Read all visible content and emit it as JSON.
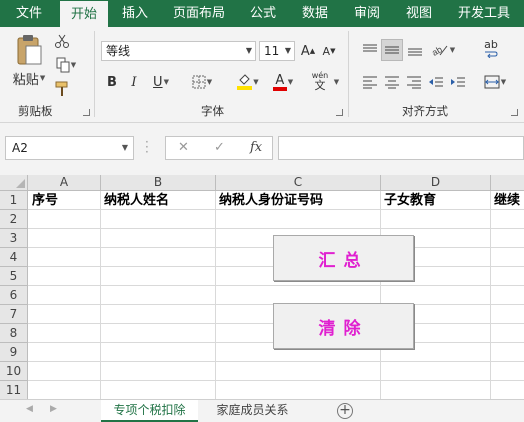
{
  "ribbon_tabs": [
    "文件",
    "开始",
    "插入",
    "页面布局",
    "公式",
    "数据",
    "审阅",
    "视图",
    "开发工具"
  ],
  "active_tab": "开始",
  "clipboard": {
    "paste_label": "粘贴",
    "group_label": "剪贴板",
    "icons": [
      "paste-icon",
      "cut-icon",
      "copy-icon",
      "format-painter-icon"
    ]
  },
  "font": {
    "font_name": "等线",
    "font_size": "11",
    "bold": "B",
    "italic": "I",
    "underline": "U",
    "font_color_glyph": "A",
    "fill_color": "#ffe100",
    "font_color": "#e00000",
    "pinyin_top": "wén",
    "pinyin_bottom": "文",
    "group_label": "字体"
  },
  "alignment": {
    "group_label": "对齐方式",
    "wrap_glyph": "ab",
    "icons": [
      "align-top-icon",
      "align-middle-icon",
      "align-bottom-icon",
      "orientation-icon",
      "align-left-icon",
      "align-center-icon",
      "align-right-icon",
      "decrease-indent-icon",
      "increase-indent-icon",
      "wrap-text-icon",
      "merge-center-icon"
    ]
  },
  "formula_bar": {
    "name_box": "A2",
    "cancel_glyph": "✕",
    "enter_glyph": "✓",
    "fx_label": "fx",
    "formula": ""
  },
  "columns": [
    "A",
    "B",
    "C",
    "D"
  ],
  "rows": [
    "1",
    "2",
    "3",
    "4",
    "5",
    "6",
    "7",
    "8",
    "9",
    "10",
    "11"
  ],
  "header_row": [
    "序号",
    "纳税人姓名",
    "纳税人身份证号码",
    "子女教育",
    "继续"
  ],
  "buttons": {
    "summary": "汇总",
    "clear": "清除",
    "text_color": "#e020d0"
  },
  "sheet_tabs": [
    "专项个税扣除",
    "家庭成员关系"
  ],
  "active_sheet": "专项个税扣除",
  "add_sheet_glyph": "+"
}
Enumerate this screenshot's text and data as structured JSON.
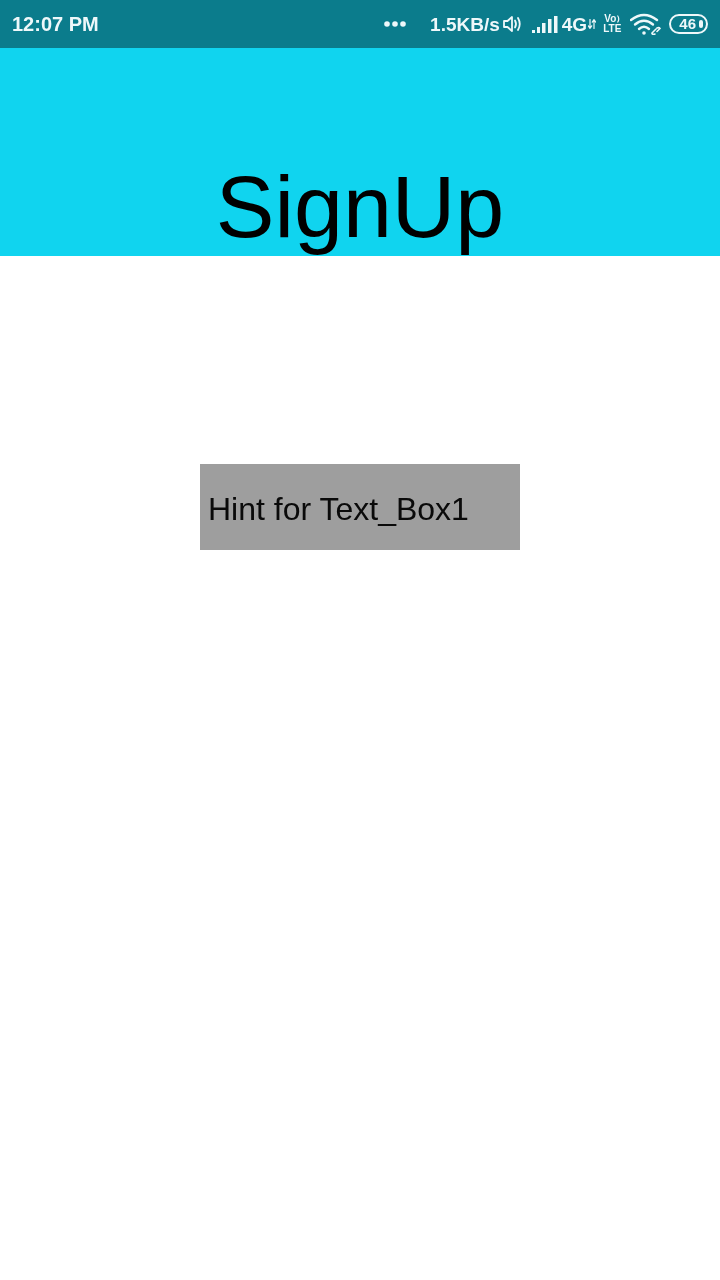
{
  "status_bar": {
    "time": "12:07 PM",
    "network_speed": "1.5KB/s",
    "network_type": "4G",
    "volte_top": "Vo",
    "volte_bottom": "LTE",
    "battery": "46"
  },
  "header": {
    "title": "SignUp"
  },
  "form": {
    "text_box": {
      "placeholder": "Hint for Text_Box1"
    }
  }
}
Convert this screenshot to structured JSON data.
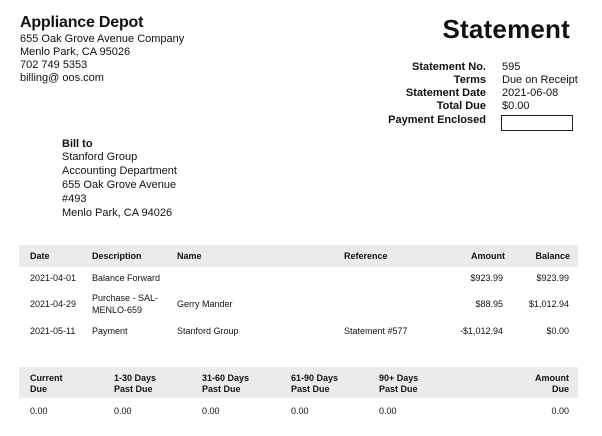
{
  "company": {
    "name": "Appliance Depot",
    "address_lines": [
      "655 Oak Grove Avenue Company",
      "Menlo Park, CA 95026",
      "702 749 5353",
      "billing@ oos.com"
    ]
  },
  "document": {
    "title": "Statement",
    "meta": [
      {
        "label": "Statement No.",
        "value": "595"
      },
      {
        "label": "Terms",
        "value": "Due on Receipt"
      },
      {
        "label": "Statement Date",
        "value": "2021-06-08"
      },
      {
        "label": "Total Due",
        "value": "$0.00"
      },
      {
        "label": "Payment Enclosed",
        "value": ""
      }
    ]
  },
  "bill_to": {
    "title": "Bill to",
    "lines": [
      "Stanford Group",
      "Accounting Department",
      "655 Oak Grove Avenue",
      "#493",
      "Menlo Park, CA 94026"
    ]
  },
  "transactions": {
    "headers": [
      "Date",
      "Description",
      "Name",
      "Reference",
      "Amount",
      "Balance"
    ],
    "rows": [
      {
        "date": "2021-04-01",
        "description": "Balance Forward",
        "description2": "",
        "name": "",
        "reference": "",
        "amount": "$923.99",
        "balance": "$923.99"
      },
      {
        "date": "2021-04-29",
        "description": "Purchase - SAL-",
        "description2": "MENLO-659",
        "name": "Gerry Mander",
        "reference": "",
        "amount": "$88.95",
        "balance": "$1,012.94"
      },
      {
        "date": "2021-05-11",
        "description": "Payment",
        "description2": "",
        "name": "Stanford Group",
        "reference": "Statement #577",
        "amount": "-$1,012.94",
        "balance": "$0.00"
      }
    ]
  },
  "aging": {
    "headers": [
      {
        "line1": "Current",
        "line2": "Due"
      },
      {
        "line1": "1-30 Days",
        "line2": "Past Due"
      },
      {
        "line1": "31-60 Days",
        "line2": "Past Due"
      },
      {
        "line1": "61-90 Days",
        "line2": "Past Due"
      },
      {
        "line1": "90+ Days",
        "line2": "Past Due"
      },
      {
        "line1": "Amount",
        "line2": "Due"
      }
    ],
    "values": [
      "0.00",
      "0.00",
      "0.00",
      "0.00",
      "0.00",
      "0.00"
    ]
  }
}
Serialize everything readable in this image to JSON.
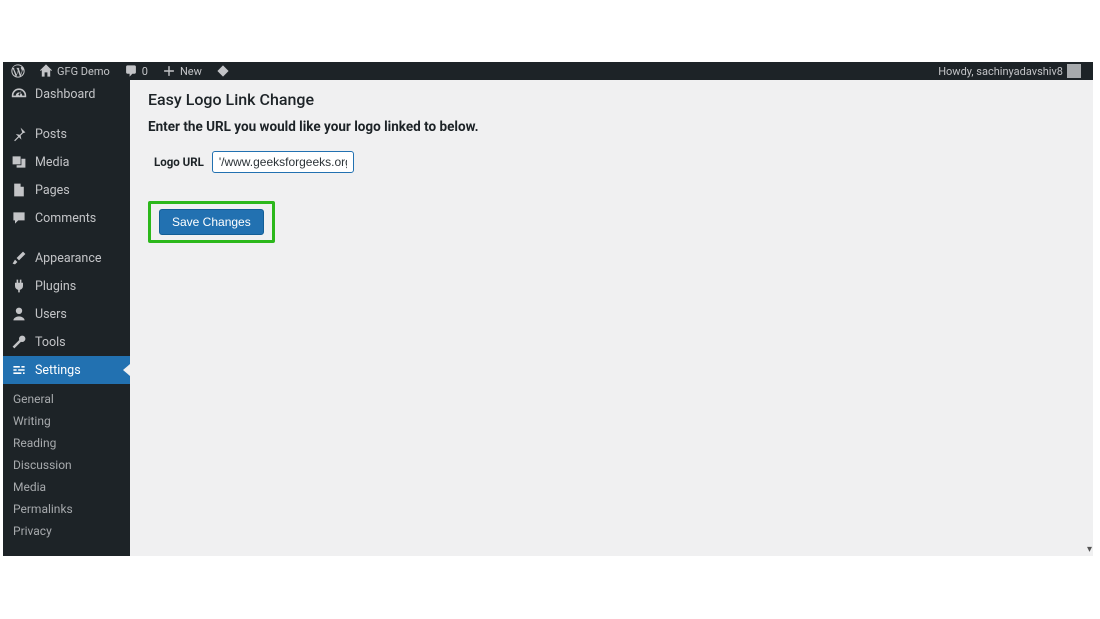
{
  "topbar": {
    "site_name": "GFG Demo",
    "comments_count": "0",
    "new_label": "New",
    "howdy": "Howdy, sachinyadavshiv8"
  },
  "sidebar": {
    "items": [
      {
        "id": "dashboard",
        "label": "Dashboard"
      },
      {
        "id": "posts",
        "label": "Posts"
      },
      {
        "id": "media",
        "label": "Media"
      },
      {
        "id": "pages",
        "label": "Pages"
      },
      {
        "id": "comments",
        "label": "Comments"
      },
      {
        "id": "appearance",
        "label": "Appearance"
      },
      {
        "id": "plugins",
        "label": "Plugins"
      },
      {
        "id": "users",
        "label": "Users"
      },
      {
        "id": "tools",
        "label": "Tools"
      },
      {
        "id": "settings",
        "label": "Settings"
      }
    ],
    "submenu": [
      "General",
      "Writing",
      "Reading",
      "Discussion",
      "Media",
      "Permalinks",
      "Privacy"
    ]
  },
  "page": {
    "title": "Easy Logo Link Change",
    "subtitle": "Enter the URL you would like your logo linked to below.",
    "logo_url_label": "Logo URL",
    "logo_url_value": "'/www.geeksforgeeks.org/",
    "save_label": "Save Changes"
  }
}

#### [THE REQUEST]
Every record above should be written out again exactly; the pictures stay out of the copy.

#### [OUTPUT OF THE TASK]
Read all visible content and emit it as JSON.
{
  "ribbon_tabs": [
    "文件",
    "开始",
    "插入",
    "页面布局",
    "公式",
    "数据",
    "审阅",
    "视图",
    "开发工具"
  ],
  "active_tab": "开始",
  "clipboard": {
    "paste_label": "粘贴",
    "group_label": "剪贴板",
    "icons": [
      "paste-icon",
      "cut-icon",
      "copy-icon",
      "format-painter-icon"
    ]
  },
  "font": {
    "font_name": "等线",
    "font_size": "11",
    "bold": "B",
    "italic": "I",
    "underline": "U",
    "font_color_glyph": "A",
    "fill_color": "#ffe100",
    "font_color": "#e00000",
    "pinyin_top": "wén",
    "pinyin_bottom": "文",
    "group_label": "字体"
  },
  "alignment": {
    "group_label": "对齐方式",
    "wrap_glyph": "ab",
    "icons": [
      "align-top-icon",
      "align-middle-icon",
      "align-bottom-icon",
      "orientation-icon",
      "align-left-icon",
      "align-center-icon",
      "align-right-icon",
      "decrease-indent-icon",
      "increase-indent-icon",
      "wrap-text-icon",
      "merge-center-icon"
    ]
  },
  "formula_bar": {
    "name_box": "A2",
    "cancel_glyph": "✕",
    "enter_glyph": "✓",
    "fx_label": "fx",
    "formula": ""
  },
  "columns": [
    "A",
    "B",
    "C",
    "D"
  ],
  "rows": [
    "1",
    "2",
    "3",
    "4",
    "5",
    "6",
    "7",
    "8",
    "9",
    "10",
    "11"
  ],
  "header_row": [
    "序号",
    "纳税人姓名",
    "纳税人身份证号码",
    "子女教育",
    "继续"
  ],
  "buttons": {
    "summary": "汇总",
    "clear": "清除",
    "text_color": "#e020d0"
  },
  "sheet_tabs": [
    "专项个税扣除",
    "家庭成员关系"
  ],
  "active_sheet": "专项个税扣除",
  "add_sheet_glyph": "+"
}
Enumerate this screenshot's text and data as structured JSON.
{
  "status_bar": {
    "time": "12:07 PM",
    "network_speed": "1.5KB/s",
    "network_type": "4G",
    "volte_top": "Vo",
    "volte_bottom": "LTE",
    "battery": "46"
  },
  "header": {
    "title": "SignUp"
  },
  "form": {
    "text_box": {
      "placeholder": "Hint for Text_Box1"
    }
  }
}
Convert this screenshot to structured JSON data.
{
  "company": {
    "name": "Appliance Depot",
    "address_lines": [
      "655 Oak Grove Avenue Company",
      "Menlo Park, CA 95026",
      "702 749 5353",
      "billing@ oos.com"
    ]
  },
  "document": {
    "title": "Statement",
    "meta": [
      {
        "label": "Statement No.",
        "value": "595"
      },
      {
        "label": "Terms",
        "value": "Due on Receipt"
      },
      {
        "label": "Statement Date",
        "value": "2021-06-08"
      },
      {
        "label": "Total Due",
        "value": "$0.00"
      },
      {
        "label": "Payment Enclosed",
        "value": ""
      }
    ]
  },
  "bill_to": {
    "title": "Bill to",
    "lines": [
      "Stanford Group",
      "Accounting Department",
      "655 Oak Grove Avenue",
      "#493",
      "Menlo Park, CA 94026"
    ]
  },
  "transactions": {
    "headers": [
      "Date",
      "Description",
      "Name",
      "Reference",
      "Amount",
      "Balance"
    ],
    "rows": [
      {
        "date": "2021-04-01",
        "description": "Balance Forward",
        "description2": "",
        "name": "",
        "reference": "",
        "amount": "$923.99",
        "balance": "$923.99"
      },
      {
        "date": "2021-04-29",
        "description": "Purchase - SAL-",
        "description2": "MENLO-659",
        "name": "Gerry Mander",
        "reference": "",
        "amount": "$88.95",
        "balance": "$1,012.94"
      },
      {
        "date": "2021-05-11",
        "description": "Payment",
        "description2": "",
        "name": "Stanford Group",
        "reference": "Statement #577",
        "amount": "-$1,012.94",
        "balance": "$0.00"
      }
    ]
  },
  "aging": {
    "headers": [
      {
        "line1": "Current",
        "line2": "Due"
      },
      {
        "line1": "1-30 Days",
        "line2": "Past Due"
      },
      {
        "line1": "31-60 Days",
        "line2": "Past Due"
      },
      {
        "line1": "61-90 Days",
        "line2": "Past Due"
      },
      {
        "line1": "90+ Days",
        "line2": "Past Due"
      },
      {
        "line1": "Amount",
        "line2": "Due"
      }
    ],
    "values": [
      "0.00",
      "0.00",
      "0.00",
      "0.00",
      "0.00",
      "0.00"
    ]
  }
}
Serialize everything readable in this image to JSON.
{
  "topbar": {
    "site_name": "GFG Demo",
    "comments_count": "0",
    "new_label": "New",
    "howdy": "Howdy, sachinyadavshiv8"
  },
  "sidebar": {
    "items": [
      {
        "id": "dashboard",
        "label": "Dashboard"
      },
      {
        "id": "posts",
        "label": "Posts"
      },
      {
        "id": "media",
        "label": "Media"
      },
      {
        "id": "pages",
        "label": "Pages"
      },
      {
        "id": "comments",
        "label": "Comments"
      },
      {
        "id": "appearance",
        "label": "Appearance"
      },
      {
        "id": "plugins",
        "label": "Plugins"
      },
      {
        "id": "users",
        "label": "Users"
      },
      {
        "id": "tools",
        "label": "Tools"
      },
      {
        "id": "settings",
        "label": "Settings"
      }
    ],
    "submenu": [
      "General",
      "Writing",
      "Reading",
      "Discussion",
      "Media",
      "Permalinks",
      "Privacy"
    ]
  },
  "page": {
    "title": "Easy Logo Link Change",
    "subtitle": "Enter the URL you would like your logo linked to below.",
    "logo_url_label": "Logo URL",
    "logo_url_value": "'/www.geeksforgeeks.org/",
    "save_label": "Save Changes"
  }
}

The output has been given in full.